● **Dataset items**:
-- begin --

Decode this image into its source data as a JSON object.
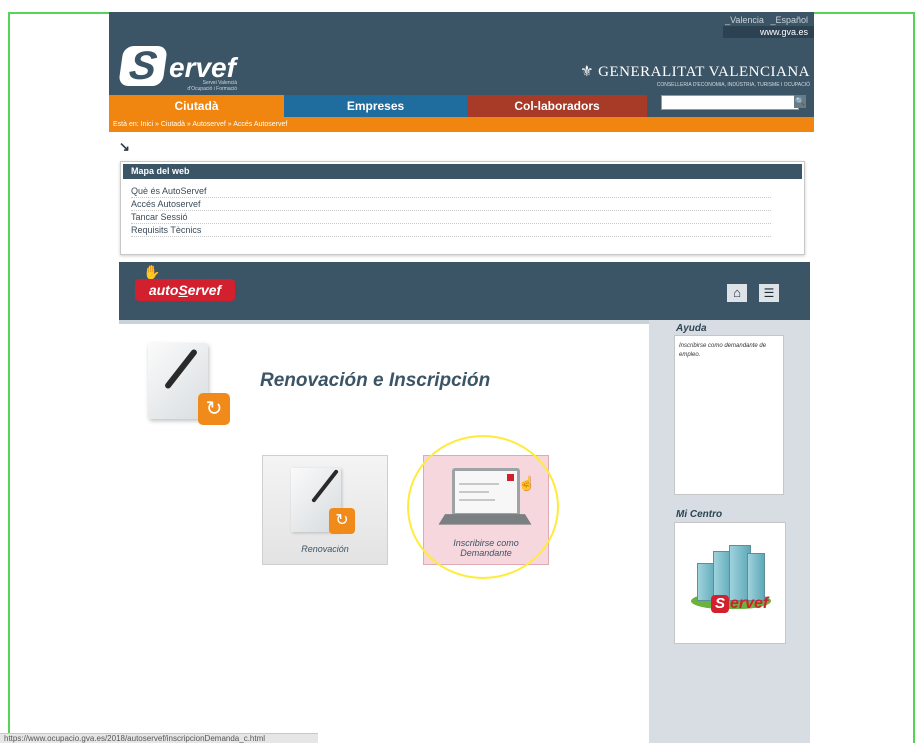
{
  "header": {
    "lang_valencia": "_Valencia",
    "lang_espanol": "_Español",
    "gva_link": "www.gva.es",
    "logo_text": "ervef",
    "logo_letter": "S",
    "logo_sub": "Servei Valencià d'Ocupació i Formació",
    "generalitat": "GENERALITAT VALENCIANA",
    "generalitat_sub": "CONSELLERIA D'ECONOMIA, INDÚSTRIA, TURISME I OCUPACIÓ"
  },
  "tabs": {
    "ciutada": "Ciutadà",
    "empreses": "Empreses",
    "colaboradors": "Col-laboradors"
  },
  "search": {
    "placeholder": "",
    "icon": "magnifier-icon"
  },
  "breadcrumb": "Està en: Inici » Ciutadà » Autoservef » Accés Autoservef",
  "sitemap": {
    "title": "Mapa del web",
    "items": [
      "Què és AutoServef",
      "Accés Autoservef",
      "Tancar Sessió",
      "Requisits Tècnics"
    ]
  },
  "autoservef": {
    "logo_a": "auto",
    "logo_s": "S",
    "logo_b": "ervef",
    "home_icon": "home-icon",
    "menu_icon": "list-icon"
  },
  "main": {
    "title": "Renovación e Inscripción",
    "card_renovacion": "Renovación",
    "card_inscribirse_1": "Inscribirse como",
    "card_inscribirse_2": "Demandante"
  },
  "sidebar": {
    "ayuda_title": "Ayuda",
    "ayuda_text": "Inscribirse como demandante de empleo.",
    "centro_title": "Mi Centro",
    "centro_logo": "ervef",
    "centro_logo_s": "S"
  },
  "status_bar": "https://www.ocupacio.gva.es/2018/autoservef/inscripcionDemanda_c.html",
  "colors": {
    "primary": "#3b5466",
    "orange": "#f0860f",
    "blue": "#1f6d9e",
    "red": "#a83a28",
    "brand_red": "#d2202f",
    "highlight": "#ffeb3b"
  }
}
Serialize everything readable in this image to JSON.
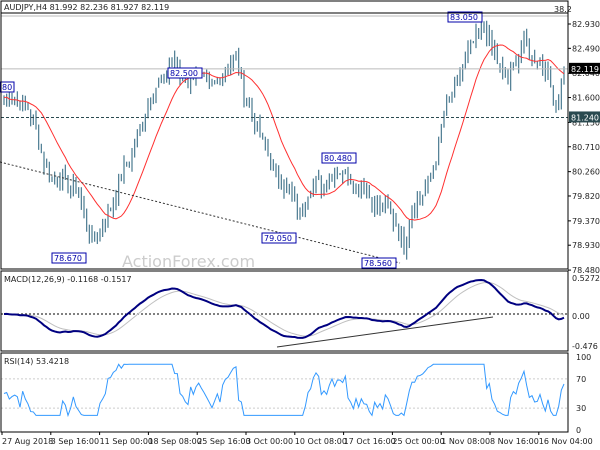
{
  "chart_data": {
    "type": "ohlc-bar",
    "title": "AUDJPY,H4",
    "ohlc_readout": "81.992 82.236 81.927 82.119",
    "header": "AUDJPY,H4  81.992 82.236 81.927 82.119",
    "price_ticks": [
      "82.930",
      "82.490",
      "82.040",
      "81.600",
      "81.150",
      "80.710",
      "80.260",
      "79.820",
      "79.370",
      "78.930",
      "78.480"
    ],
    "ylim": [
      78.48,
      83.1
    ],
    "current_price": "82.119",
    "support_level": "81.240",
    "fib_label": "38.2",
    "annotations": [
      "80",
      "82.500",
      "78.670",
      "79.050",
      "80.480",
      "78.560",
      "83.050"
    ],
    "x_ticks": [
      "27 Aug 2018",
      "3 Sep 16:00",
      "11 Sep 00:00",
      "18 Sep 08:00",
      "25 Sep 16:00",
      "3 Oct 00:00",
      "10 Oct 08:00",
      "17 Oct 16:00",
      "25 Oct 00:00",
      "1 Nov 08:00",
      "8 Nov 16:00",
      "16 Nov 04:00"
    ],
    "closes_approx": [
      81.6,
      81.6,
      81.5,
      81.4,
      81.0,
      80.4,
      80.1,
      80.2,
      80.0,
      80.0,
      79.5,
      79.0,
      79.2,
      79.5,
      79.9,
      80.3,
      80.6,
      81.0,
      81.5,
      81.8,
      81.9,
      82.3,
      82.0,
      81.9,
      82.1,
      81.9,
      81.8,
      82.0,
      82.2,
      82.3,
      81.7,
      81.3,
      80.9,
      80.6,
      80.2,
      80.0,
      79.8,
      79.5,
      79.9,
      80.1,
      80.0,
      80.2,
      80.3,
      80.2,
      80.0,
      80.0,
      79.7,
      79.6,
      79.6,
      79.3,
      78.9,
      79.6,
      79.8,
      80.0,
      80.5,
      81.3,
      81.7,
      82.0,
      82.4,
      82.7,
      82.9,
      82.5,
      82.1,
      81.9,
      82.3,
      82.6,
      82.3,
      82.3,
      82.0,
      81.4,
      82.1
    ],
    "macd": {
      "label": "MACD(12,26,9) -0.1168 -0.1517",
      "ticks": [
        "0.5272",
        "0.00",
        "-0.476"
      ],
      "ylim": [
        -0.476,
        0.5272
      ]
    },
    "rsi": {
      "label": "RSI(14) 53.4218",
      "ticks": [
        "100",
        "70",
        "30",
        "0"
      ],
      "ylim": [
        0,
        100
      ]
    },
    "colors": {
      "bars": "#4a7a90",
      "ma": "#ff3030",
      "macd": "#000080",
      "signal": "#c0c0c0",
      "rsi": "#3399ff",
      "label_box": "#0000aa"
    }
  },
  "watermark": "ActionForex.com"
}
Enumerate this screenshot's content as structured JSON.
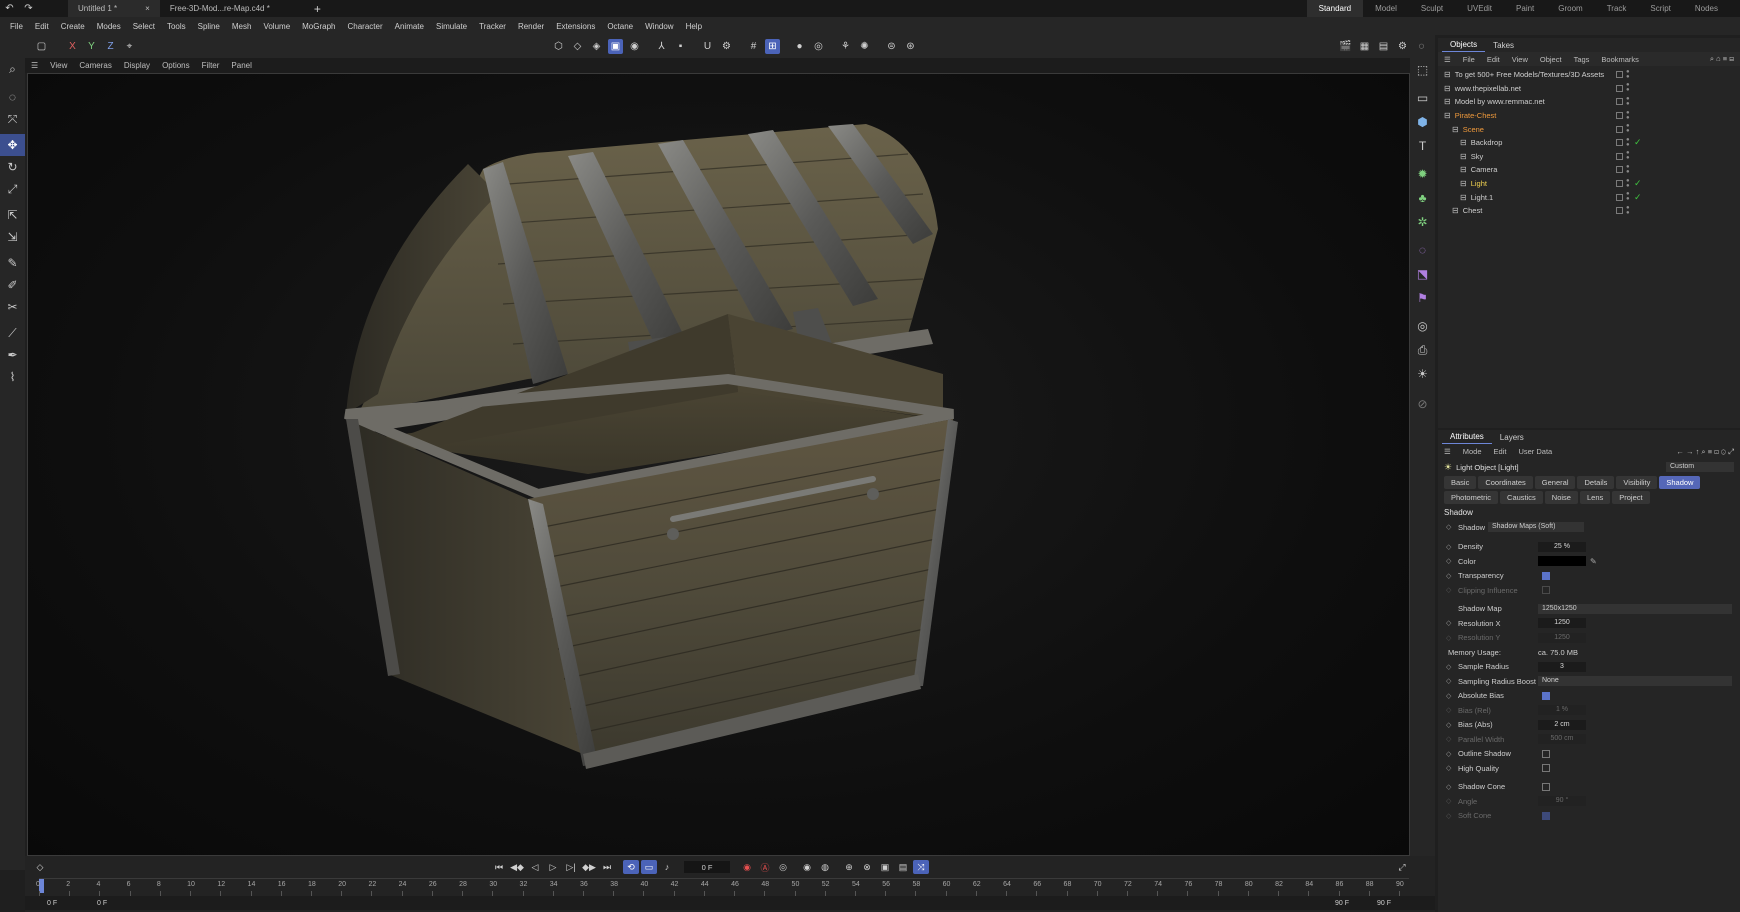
{
  "topbar": {
    "tabs": [
      {
        "label": "Untitled 1 *",
        "active": true
      },
      {
        "label": "Free-3D-Mod...re-Map.c4d *",
        "active": false
      }
    ],
    "layouts": [
      "Standard",
      "Model",
      "Sculpt",
      "UVEdit",
      "Paint",
      "Groom",
      "Track",
      "Script",
      "Nodes"
    ],
    "active_layout": "Standard"
  },
  "menubar": {
    "items": [
      "File",
      "Edit",
      "Create",
      "Modes",
      "Select",
      "Tools",
      "Spline",
      "Mesh",
      "Volume",
      "MoGraph",
      "Character",
      "Animate",
      "Simulate",
      "Tracker",
      "Render",
      "Extensions",
      "Octane",
      "Window",
      "Help"
    ]
  },
  "toolbar": {
    "axes": [
      "X",
      "Y",
      "Z"
    ]
  },
  "viewport": {
    "menu": [
      "View",
      "Cameras",
      "Display",
      "Options",
      "Filter",
      "Panel"
    ]
  },
  "objects": {
    "tabs": [
      "Objects",
      "Takes"
    ],
    "menu": [
      "File",
      "Edit",
      "View",
      "Object",
      "Tags",
      "Bookmarks"
    ],
    "rows": [
      {
        "label": "To get 500+ Free Models/Textures/3D Assets",
        "indent": 0,
        "color": "normal",
        "tag": false
      },
      {
        "label": "www.thepixellab.net",
        "indent": 0,
        "color": "normal",
        "tag": false
      },
      {
        "label": "Model by www.remmac.net",
        "indent": 0,
        "color": "normal",
        "tag": false
      },
      {
        "label": "Pirate-Chest",
        "indent": 0,
        "color": "orange",
        "tag": false
      },
      {
        "label": "Scene",
        "indent": 1,
        "color": "orange",
        "tag": false
      },
      {
        "label": "Backdrop",
        "indent": 2,
        "color": "normal",
        "tag": true
      },
      {
        "label": "Sky",
        "indent": 2,
        "color": "normal",
        "tag": false
      },
      {
        "label": "Camera",
        "indent": 2,
        "color": "normal",
        "tag": false
      },
      {
        "label": "Light",
        "indent": 2,
        "color": "yellow",
        "tag": true
      },
      {
        "label": "Light.1",
        "indent": 2,
        "color": "normal",
        "tag": true
      },
      {
        "label": "Chest",
        "indent": 1,
        "color": "normal",
        "tag": false
      }
    ]
  },
  "attributes": {
    "tabs": [
      "Attributes",
      "Layers"
    ],
    "menu": [
      "Mode",
      "Edit",
      "User Data"
    ],
    "object_title": "Light Object [Light]",
    "preset": "Custom",
    "tab_row1": [
      {
        "label": "Basic",
        "active": false
      },
      {
        "label": "Coordinates",
        "active": false
      },
      {
        "label": "General",
        "active": false
      },
      {
        "label": "Details",
        "active": false
      },
      {
        "label": "Visibility",
        "active": false
      },
      {
        "label": "Shadow",
        "active": true
      }
    ],
    "tab_row2": [
      "Photometric",
      "Caustics",
      "Noise",
      "Lens",
      "Project"
    ],
    "section": "Shadow",
    "shadow_label": "Shadow",
    "shadow_type": "Shadow Maps (Soft)",
    "density_label": "Density",
    "density": "25 %",
    "color_label": "Color",
    "transparency_label": "Transparency",
    "clipping_label": "Clipping Influence",
    "shadow_map_label": "Shadow Map",
    "shadow_map": "1250x1250",
    "res_x_label": "Resolution X",
    "res_x": "1250",
    "res_y_label": "Resolution Y",
    "res_y": "1250",
    "memory_label": "Memory Usage:",
    "memory": "ca. 75.0 MB",
    "sample_radius_label": "Sample Radius",
    "sample_radius": "3",
    "boost_label": "Sampling Radius Boost",
    "boost": "None",
    "absolute_bias_label": "Absolute Bias",
    "bias_rel_label": "Bias (Rel)",
    "bias_rel": "1 %",
    "bias_abs_label": "Bias (Abs)",
    "bias_abs": "2 cm",
    "parallel_label": "Parallel Width",
    "parallel": "500 cm",
    "outline_label": "Outline Shadow",
    "hq_label": "High Quality",
    "cone_label": "Shadow Cone",
    "angle_label": "Angle",
    "angle": "90 °",
    "soft_cone_label": "Soft Cone"
  },
  "timeline": {
    "current_frame": "0 F",
    "ticks": [
      "0",
      "2",
      "4",
      "6",
      "8",
      "10",
      "12",
      "14",
      "16",
      "18",
      "20",
      "22",
      "24",
      "26",
      "28",
      "30",
      "32",
      "34",
      "36",
      "38",
      "40",
      "42",
      "44",
      "46",
      "48",
      "50",
      "52",
      "54",
      "56",
      "58",
      "60",
      "62",
      "64",
      "66",
      "68",
      "70",
      "72",
      "74",
      "76",
      "78",
      "80",
      "82",
      "84",
      "86",
      "88",
      "90"
    ],
    "start": "0 F",
    "start2": "0 F",
    "end": "90 F",
    "end2": "90 F"
  },
  "colors": {
    "accent": "#4b63b8",
    "orange_label": "#f09a3c",
    "yellow_label": "#f1d250",
    "tag_green": "#3fc43f"
  }
}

-- end --

● **TASK DESCRIPTION**:
Pull out each line of the records holding the string "icon".

● **ANSWER TO THE TASK**:
    "icon": "magnifier-icon"
    "home_icon": "home-icon",
    "menu_icon": "list-icon"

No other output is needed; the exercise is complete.